-------- ENTRIES PROVIDED --------

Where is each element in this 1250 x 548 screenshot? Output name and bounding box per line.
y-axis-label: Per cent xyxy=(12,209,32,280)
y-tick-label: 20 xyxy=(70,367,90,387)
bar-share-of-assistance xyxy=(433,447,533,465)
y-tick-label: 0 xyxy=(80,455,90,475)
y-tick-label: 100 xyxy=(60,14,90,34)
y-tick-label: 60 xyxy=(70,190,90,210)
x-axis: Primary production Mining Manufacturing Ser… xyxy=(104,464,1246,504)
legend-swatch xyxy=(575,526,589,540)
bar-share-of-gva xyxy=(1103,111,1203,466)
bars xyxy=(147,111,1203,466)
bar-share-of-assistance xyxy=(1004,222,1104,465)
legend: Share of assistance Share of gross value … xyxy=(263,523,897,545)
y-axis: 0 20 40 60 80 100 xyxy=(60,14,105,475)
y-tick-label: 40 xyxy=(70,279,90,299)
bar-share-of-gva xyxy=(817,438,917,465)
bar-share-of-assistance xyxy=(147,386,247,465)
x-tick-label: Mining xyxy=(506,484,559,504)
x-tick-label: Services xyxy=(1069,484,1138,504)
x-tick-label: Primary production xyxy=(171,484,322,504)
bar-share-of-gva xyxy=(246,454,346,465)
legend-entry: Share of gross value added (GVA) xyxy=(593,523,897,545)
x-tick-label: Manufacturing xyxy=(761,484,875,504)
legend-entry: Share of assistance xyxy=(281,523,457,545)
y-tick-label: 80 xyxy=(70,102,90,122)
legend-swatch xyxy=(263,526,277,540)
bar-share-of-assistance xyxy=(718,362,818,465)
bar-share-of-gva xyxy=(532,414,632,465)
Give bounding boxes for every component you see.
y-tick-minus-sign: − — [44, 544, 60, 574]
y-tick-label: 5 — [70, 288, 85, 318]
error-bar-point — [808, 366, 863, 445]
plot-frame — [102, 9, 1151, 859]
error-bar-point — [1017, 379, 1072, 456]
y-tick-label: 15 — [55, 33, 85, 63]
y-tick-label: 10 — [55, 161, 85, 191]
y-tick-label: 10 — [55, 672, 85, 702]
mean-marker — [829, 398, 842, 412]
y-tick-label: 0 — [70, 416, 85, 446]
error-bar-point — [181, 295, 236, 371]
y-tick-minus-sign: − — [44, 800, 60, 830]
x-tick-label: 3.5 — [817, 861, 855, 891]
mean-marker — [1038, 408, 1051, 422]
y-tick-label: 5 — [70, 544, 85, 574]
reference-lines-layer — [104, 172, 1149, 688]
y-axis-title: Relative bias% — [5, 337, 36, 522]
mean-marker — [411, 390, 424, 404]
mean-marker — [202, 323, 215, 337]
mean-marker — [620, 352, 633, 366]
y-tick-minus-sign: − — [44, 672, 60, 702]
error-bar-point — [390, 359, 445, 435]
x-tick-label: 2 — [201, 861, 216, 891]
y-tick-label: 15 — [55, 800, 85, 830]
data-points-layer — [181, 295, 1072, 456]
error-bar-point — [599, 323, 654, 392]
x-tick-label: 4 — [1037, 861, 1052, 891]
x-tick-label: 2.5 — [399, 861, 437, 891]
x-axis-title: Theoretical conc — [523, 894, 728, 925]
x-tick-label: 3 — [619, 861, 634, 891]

--------

Arrange every line of the records above as a Markdown table with two columns, Row and Entry. Put a running row number in Row and the line itself in Entry, and skip any blank lines.

> **EXERCISE OUTPUT**:
| Row | Entry |
|---|---|
| 1 | Where is each element in this 1250 x 548 screenshot? Output name and bounding box per line. |
| 2 | y-axis-label: Per cent xyxy=(12,209,32,280) |
| 3 | y-tick-label: 20 xyxy=(70,367,90,387) |
| 4 | bar-share-of-assistance xyxy=(433,447,533,465) |
| 5 | y-tick-label: 0 xyxy=(80,455,90,475) |
| 6 | y-tick-label: 100 xyxy=(60,14,90,34) |
| 7 | y-tick-label: 60 xyxy=(70,190,90,210) |
| 8 | x-axis: Primary production Mining Manufacturing Ser… xyxy=(104,464,1246,504) |
| 9 | legend-swatch xyxy=(575,526,589,540) |
| 10 | bar-share-of-gva xyxy=(1103,111,1203,466) |
| 11 | bars xyxy=(147,111,1203,466) |
| 12 | bar-share-of-assistance xyxy=(1004,222,1104,465) |
| 13 | legend: Share of assistance Share of gross value … xyxy=(263,523,897,545) |
| 14 | y-axis: 0 20 40 60 80 100 xyxy=(60,14,105,475) |
| 15 | y-tick-label: 40 xyxy=(70,279,90,299) |
| 16 | bar-share-of-gva xyxy=(817,438,917,465) |
| 17 | bar-share-of-assistance xyxy=(147,386,247,465) |
| 18 | x-tick-label: Mining xyxy=(506,484,559,504) |
| 19 | x-tick-label: Services xyxy=(1069,484,1138,504) |
| 20 | x-tick-label: Primary production xyxy=(171,484,322,504) |
| 21 | bar-share-of-gva xyxy=(246,454,346,465) |
| 22 | legend-entry: Share of gross value added (GVA) xyxy=(593,523,897,545) |
| 23 | x-tick-label: Manufacturing xyxy=(761,484,875,504) |
| 24 | legend-entry: Share of assistance xyxy=(281,523,457,545) |
| 25 | y-tick-label: 80 xyxy=(70,102,90,122) |
| 26 | legend-swatch xyxy=(263,526,277,540) |
| 27 | bar-share-of-assistance xyxy=(718,362,818,465) |
| 28 | bar-share-of-gva xyxy=(532,414,632,465) |
| 29 | Give bounding boxes for every component you see. |
| 30 | y-tick-minus-sign: − — [44, 544, 60, 574] |
| 31 | y-tick-label: 5 — [70, 288, 85, 318] |
| 32 | error-bar-point — [808, 366, 863, 445] |
| 33 | plot-frame — [102, 9, 1151, 859] |
| 34 | error-bar-point — [1017, 379, 1072, 456] |
| 35 | y-tick-label: 15 — [55, 33, 85, 63] |
| 36 | y-tick-label: 10 — [55, 161, 85, 191] |
| 37 | y-tick-label: 10 — [55, 672, 85, 702] |
| 38 | mean-marker — [829, 398, 842, 412] |
| 39 | y-tick-label: 0 — [70, 416, 85, 446] |
| 40 | error-bar-point — [181, 295, 236, 371] |
| 41 | y-tick-minus-sign: − — [44, 800, 60, 830] |
| 42 | x-tick-label: 3.5 — [817, 861, 855, 891] |
| 43 | mean-marker — [1038, 408, 1051, 422] |
| 44 | y-tick-label: 5 — [70, 544, 85, 574] |
| 45 | reference-lines-layer — [104, 172, 1149, 688] |
| 46 | y-axis-title: Relative bias% — [5, 337, 36, 522] |
| 47 | mean-marker — [411, 390, 424, 404] |
| 48 | mean-marker — [202, 323, 215, 337] |
| 49 | mean-marker — [620, 352, 633, 366] |
| 50 | y-tick-minus-sign: − — [44, 672, 60, 702] |
| 51 | error-bar-point — [390, 359, 445, 435] |
| 52 | x-tick-label: 2 — [201, 861, 216, 891] |
| 53 | y-tick-label: 15 — [55, 800, 85, 830] |
| 54 | data-points-layer — [181, 295, 1072, 456] |
| 55 | error-bar-point — [599, 323, 654, 392] |
| 56 | x-tick-label: 4 — [1037, 861, 1052, 891] |
| 57 | x-tick-label: 2.5 — [399, 861, 437, 891] |
| 58 | x-axis-title: Theoretical conc — [523, 894, 728, 925] |
| 59 | x-tick-label: 3 — [619, 861, 634, 891] |